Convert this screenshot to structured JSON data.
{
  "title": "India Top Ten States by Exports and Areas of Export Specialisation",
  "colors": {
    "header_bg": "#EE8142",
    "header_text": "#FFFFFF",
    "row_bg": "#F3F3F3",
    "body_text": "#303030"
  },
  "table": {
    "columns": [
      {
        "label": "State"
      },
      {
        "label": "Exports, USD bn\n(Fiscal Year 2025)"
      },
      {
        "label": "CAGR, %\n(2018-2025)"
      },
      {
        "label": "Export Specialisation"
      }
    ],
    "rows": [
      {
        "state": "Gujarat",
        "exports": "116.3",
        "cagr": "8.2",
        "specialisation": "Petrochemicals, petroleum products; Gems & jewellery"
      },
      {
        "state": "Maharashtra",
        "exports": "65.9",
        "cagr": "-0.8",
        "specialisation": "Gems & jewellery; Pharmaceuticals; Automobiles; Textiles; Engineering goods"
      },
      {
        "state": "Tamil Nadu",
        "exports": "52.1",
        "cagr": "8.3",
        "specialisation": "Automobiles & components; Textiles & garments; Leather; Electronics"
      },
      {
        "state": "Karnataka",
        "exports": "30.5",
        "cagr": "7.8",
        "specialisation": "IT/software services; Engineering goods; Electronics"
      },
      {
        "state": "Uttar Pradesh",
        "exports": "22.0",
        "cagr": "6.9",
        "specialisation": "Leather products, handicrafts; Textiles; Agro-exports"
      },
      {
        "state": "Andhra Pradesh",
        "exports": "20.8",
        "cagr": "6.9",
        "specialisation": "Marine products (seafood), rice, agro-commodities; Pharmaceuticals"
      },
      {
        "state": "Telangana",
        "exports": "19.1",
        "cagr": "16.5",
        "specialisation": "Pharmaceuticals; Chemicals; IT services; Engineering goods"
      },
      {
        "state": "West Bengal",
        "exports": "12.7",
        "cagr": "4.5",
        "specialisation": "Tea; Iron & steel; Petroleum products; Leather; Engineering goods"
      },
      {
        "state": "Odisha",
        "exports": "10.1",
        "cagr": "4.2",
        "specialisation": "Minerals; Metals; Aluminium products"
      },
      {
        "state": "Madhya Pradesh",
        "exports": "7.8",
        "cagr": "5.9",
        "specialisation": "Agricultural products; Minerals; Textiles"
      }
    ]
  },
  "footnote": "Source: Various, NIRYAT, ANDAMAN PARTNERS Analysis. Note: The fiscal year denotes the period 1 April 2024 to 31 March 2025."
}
________________________
• _WORK TO BE COMPLETED_
Copy out the material word for word and line for line.

• _THE RESULT_
Convert this screenshot to structured JSON data.
{
  "title": "India Top Ten States by Exports and Areas of Export Specialisation",
  "colors": {
    "header_bg": "#EE8142",
    "header_text": "#FFFFFF",
    "row_bg": "#F3F3F3",
    "body_text": "#303030"
  },
  "table": {
    "columns": [
      {
        "label": "State"
      },
      {
        "label": "Exports, USD bn\n(Fiscal Year 2025)"
      },
      {
        "label": "CAGR, %\n(2018-2025)"
      },
      {
        "label": "Export Specialisation"
      }
    ],
    "rows": [
      {
        "state": "Gujarat",
        "exports": "116.3",
        "cagr": "8.2",
        "specialisation": "Petrochemicals, petroleum products; Gems & jewellery"
      },
      {
        "state": "Maharashtra",
        "exports": "65.9",
        "cagr": "-0.8",
        "specialisation": "Gems & jewellery; Pharmaceuticals; Automobiles; Textiles; Engineering goods"
      },
      {
        "state": "Tamil Nadu",
        "exports": "52.1",
        "cagr": "8.3",
        "specialisation": "Automobiles & components; Textiles & garments; Leather; Electronics"
      },
      {
        "state": "Karnataka",
        "exports": "30.5",
        "cagr": "7.8",
        "specialisation": "IT/software services; Engineering goods; Electronics"
      },
      {
        "state": "Uttar Pradesh",
        "exports": "22.0",
        "cagr": "6.9",
        "specialisation": "Leather products, handicrafts; Textiles; Agro-exports"
      },
      {
        "state": "Andhra Pradesh",
        "exports": "20.8",
        "cagr": "6.9",
        "specialisation": "Marine products (seafood), rice, agro-commodities; Pharmaceuticals"
      },
      {
        "state": "Telangana",
        "exports": "19.1",
        "cagr": "16.5",
        "specialisation": "Pharmaceuticals; Chemicals; IT services; Engineering goods"
      },
      {
        "state": "West Bengal",
        "exports": "12.7",
        "cagr": "4.5",
        "specialisation": "Tea; Iron & steel; Petroleum products; Leather; Engineering goods"
      },
      {
        "state": "Odisha",
        "exports": "10.1",
        "cagr": "4.2",
        "specialisation": "Minerals; Metals; Aluminium products"
      },
      {
        "state": "Madhya Pradesh",
        "exports": "7.8",
        "cagr": "5.9",
        "specialisation": "Agricultural products; Minerals; Textiles"
      }
    ]
  },
  "footnote": "Source: Various, NIRYAT, ANDAMAN PARTNERS Analysis. Note: The fiscal year denotes the period 1 April 2024 to 31 March 2025."
}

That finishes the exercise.